### Goal:
Every entry that follows should be repeated exactly; drop the images.

### Excerpted data:
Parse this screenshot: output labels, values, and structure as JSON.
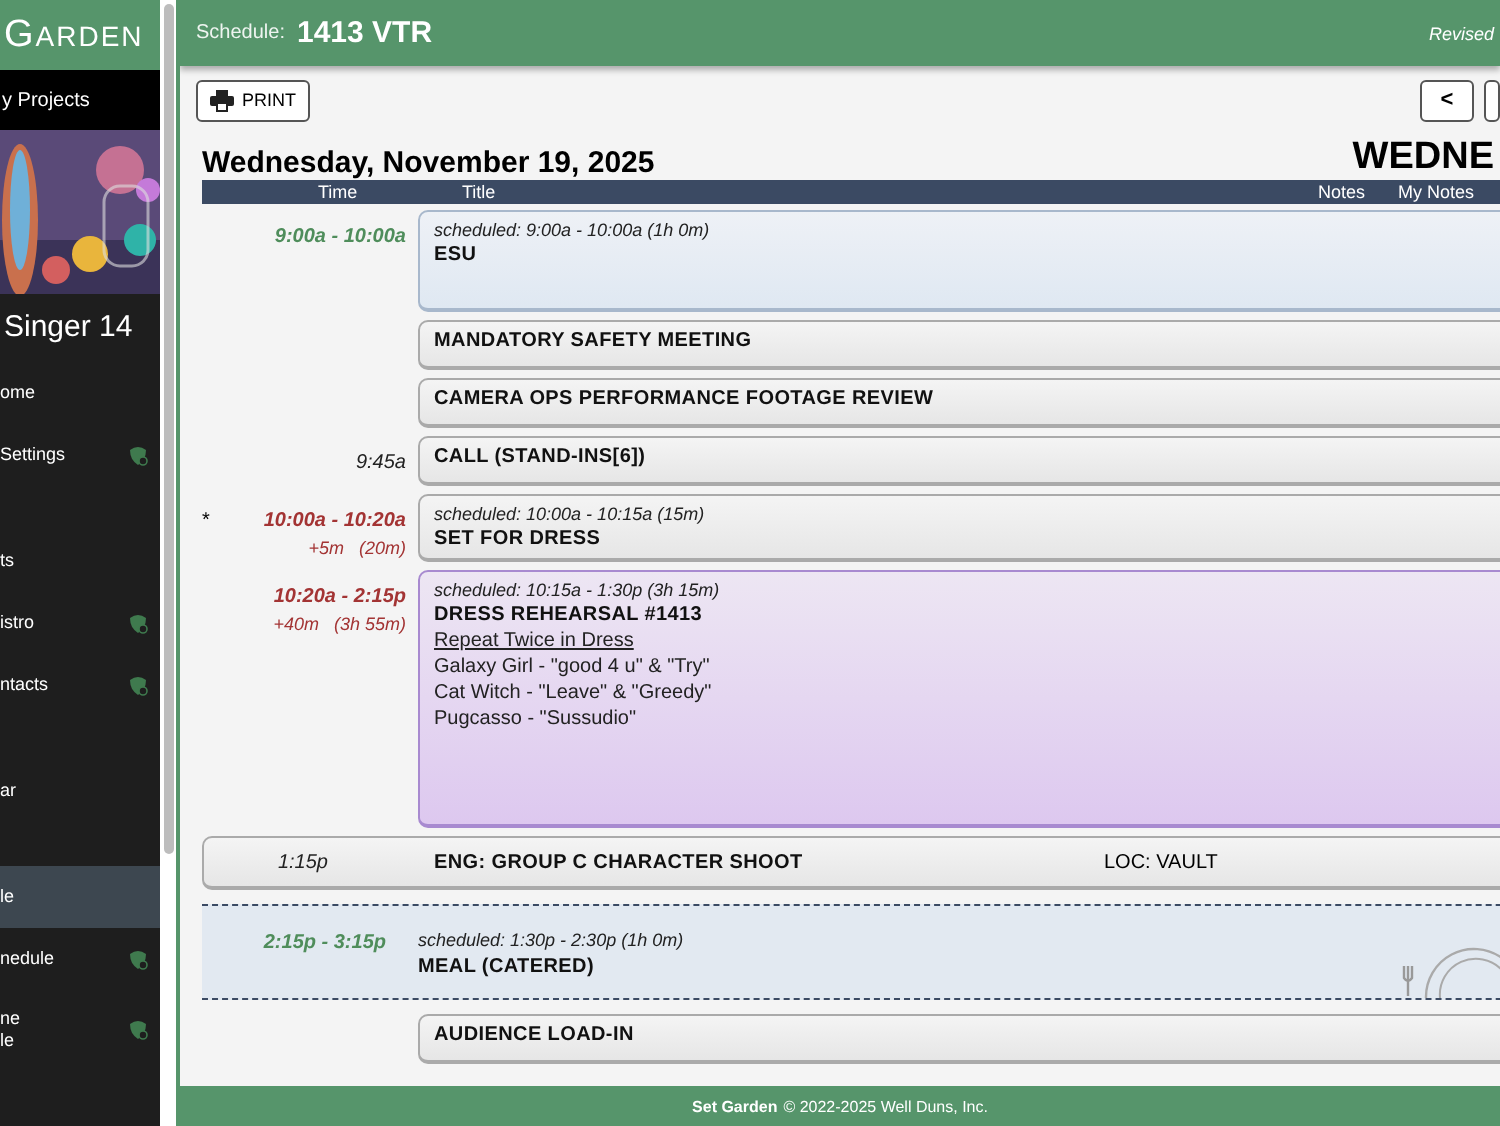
{
  "sidebar": {
    "logo": "GARDEN",
    "projects_link": "y Projects",
    "project_title": "Singer 14",
    "groups": [
      [
        {
          "label": "ome",
          "icon": false,
          "selected": false
        },
        {
          "label": "Settings",
          "icon": true,
          "selected": false
        }
      ],
      [
        {
          "label": "ts",
          "icon": false,
          "selected": false
        },
        {
          "label": "istro",
          "icon": true,
          "selected": false
        },
        {
          "label": "ntacts",
          "icon": true,
          "selected": false
        }
      ],
      [
        {
          "label": "ar",
          "icon": false,
          "selected": false
        }
      ],
      [
        {
          "label": "le",
          "icon": false,
          "selected": true
        },
        {
          "label": "nedule",
          "icon": true,
          "selected": false
        },
        {
          "label": "ne\nle",
          "icon": true,
          "selected": false
        }
      ]
    ]
  },
  "header": {
    "label": "Schedule:",
    "title": "1413 VTR",
    "revised": "Revised"
  },
  "toolbar": {
    "print": "PRINT",
    "prev": "<"
  },
  "date": "Wednesday, November 19, 2025",
  "day_banner": "WEDNE",
  "table": {
    "columns": [
      "Time",
      "Title",
      "Notes",
      "My Notes"
    ],
    "rows": [
      {
        "kind": "info",
        "time": "9:00a - 10:00a",
        "late": false,
        "scheduled": "scheduled: 9:00a - 10:00a (1h 0m)",
        "title": "ESU"
      },
      {
        "kind": "card",
        "title": "MANDATORY SAFETY MEETING"
      },
      {
        "kind": "card",
        "title": "CAMERA OPS PERFORMANCE FOOTAGE REVIEW"
      },
      {
        "kind": "card",
        "time": "9:45a",
        "title": "CALL (STAND-INS[6])"
      },
      {
        "kind": "card",
        "marker": "*",
        "time": "10:00a - 10:20a",
        "late": true,
        "delta": "+5m",
        "duration": "(20m)",
        "scheduled": "scheduled: 10:00a - 10:15a (15m)",
        "title": "SET FOR DRESS"
      },
      {
        "kind": "rehearsal",
        "time": "10:20a - 2:15p",
        "late": true,
        "delta": "+40m",
        "duration": "(3h 55m)",
        "scheduled": "scheduled: 10:15a - 1:30p (3h 15m)",
        "title": "DRESS REHEARSAL #1413",
        "subtitle": "Repeat Twice in Dress",
        "lines": [
          "Galaxy Girl - \"good 4 u\" & \"Try\"",
          "Cat Witch - \"Leave\" & \"Greedy\"",
          "Pugcasso - \"Sussudio\""
        ]
      },
      {
        "kind": "wide",
        "time": "1:15p",
        "title": "ENG: GROUP C CHARACTER SHOOT",
        "notes": "LOC: VAULT"
      },
      {
        "kind": "meal",
        "time": "2:15p - 3:15p",
        "late": false,
        "scheduled": "scheduled: 1:30p - 2:30p (1h 0m)",
        "title": "MEAL (CATERED)"
      },
      {
        "kind": "card",
        "title": "AUDIENCE LOAD-IN"
      }
    ]
  },
  "footer": {
    "brand": "Set Garden",
    "text": "© 2022-2025 Well Duns, Inc."
  }
}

### Task response:
Parse this screenshot: output labels, values, and structure as JSON.
{
  "sidebar": {
    "logo": "GARDEN",
    "projects_link": "y Projects",
    "project_title": "Singer 14",
    "groups": [
      [
        {
          "label": "ome",
          "icon": false,
          "selected": false
        },
        {
          "label": "Settings",
          "icon": true,
          "selected": false
        }
      ],
      [
        {
          "label": "ts",
          "icon": false,
          "selected": false
        },
        {
          "label": "istro",
          "icon": true,
          "selected": false
        },
        {
          "label": "ntacts",
          "icon": true,
          "selected": false
        }
      ],
      [
        {
          "label": "ar",
          "icon": false,
          "selected": false
        }
      ],
      [
        {
          "label": "le",
          "icon": false,
          "selected": true
        },
        {
          "label": "nedule",
          "icon": true,
          "selected": false
        },
        {
          "label": "ne\nle",
          "icon": true,
          "selected": false
        }
      ]
    ]
  },
  "header": {
    "label": "Schedule:",
    "title": "1413 VTR",
    "revised": "Revised"
  },
  "toolbar": {
    "print": "PRINT",
    "prev": "<"
  },
  "date": "Wednesday, November 19, 2025",
  "day_banner": "WEDNE",
  "table": {
    "columns": [
      "Time",
      "Title",
      "Notes",
      "My Notes"
    ],
    "rows": [
      {
        "kind": "info",
        "time": "9:00a - 10:00a",
        "late": false,
        "scheduled": "scheduled: 9:00a - 10:00a (1h 0m)",
        "title": "ESU"
      },
      {
        "kind": "card",
        "title": "MANDATORY SAFETY MEETING"
      },
      {
        "kind": "card",
        "title": "CAMERA OPS PERFORMANCE FOOTAGE REVIEW"
      },
      {
        "kind": "card",
        "time": "9:45a",
        "title": "CALL (STAND-INS[6])"
      },
      {
        "kind": "card",
        "marker": "*",
        "time": "10:00a - 10:20a",
        "late": true,
        "delta": "+5m",
        "duration": "(20m)",
        "scheduled": "scheduled: 10:00a - 10:15a (15m)",
        "title": "SET FOR DRESS"
      },
      {
        "kind": "rehearsal",
        "time": "10:20a - 2:15p",
        "late": true,
        "delta": "+40m",
        "duration": "(3h 55m)",
        "scheduled": "scheduled: 10:15a - 1:30p (3h 15m)",
        "title": "DRESS REHEARSAL #1413",
        "subtitle": "Repeat Twice in Dress",
        "lines": [
          "Galaxy Girl - \"good 4 u\" & \"Try\"",
          "Cat Witch - \"Leave\" & \"Greedy\"",
          "Pugcasso - \"Sussudio\""
        ]
      },
      {
        "kind": "wide",
        "time": "1:15p",
        "title": "ENG: GROUP C CHARACTER SHOOT",
        "notes": "LOC: VAULT"
      },
      {
        "kind": "meal",
        "time": "2:15p - 3:15p",
        "late": false,
        "scheduled": "scheduled: 1:30p - 2:30p (1h 0m)",
        "title": "MEAL (CATERED)"
      },
      {
        "kind": "card",
        "title": "AUDIENCE LOAD-IN"
      }
    ]
  },
  "footer": {
    "brand": "Set Garden",
    "text": "© 2022-2025 Well Duns, Inc."
  }
}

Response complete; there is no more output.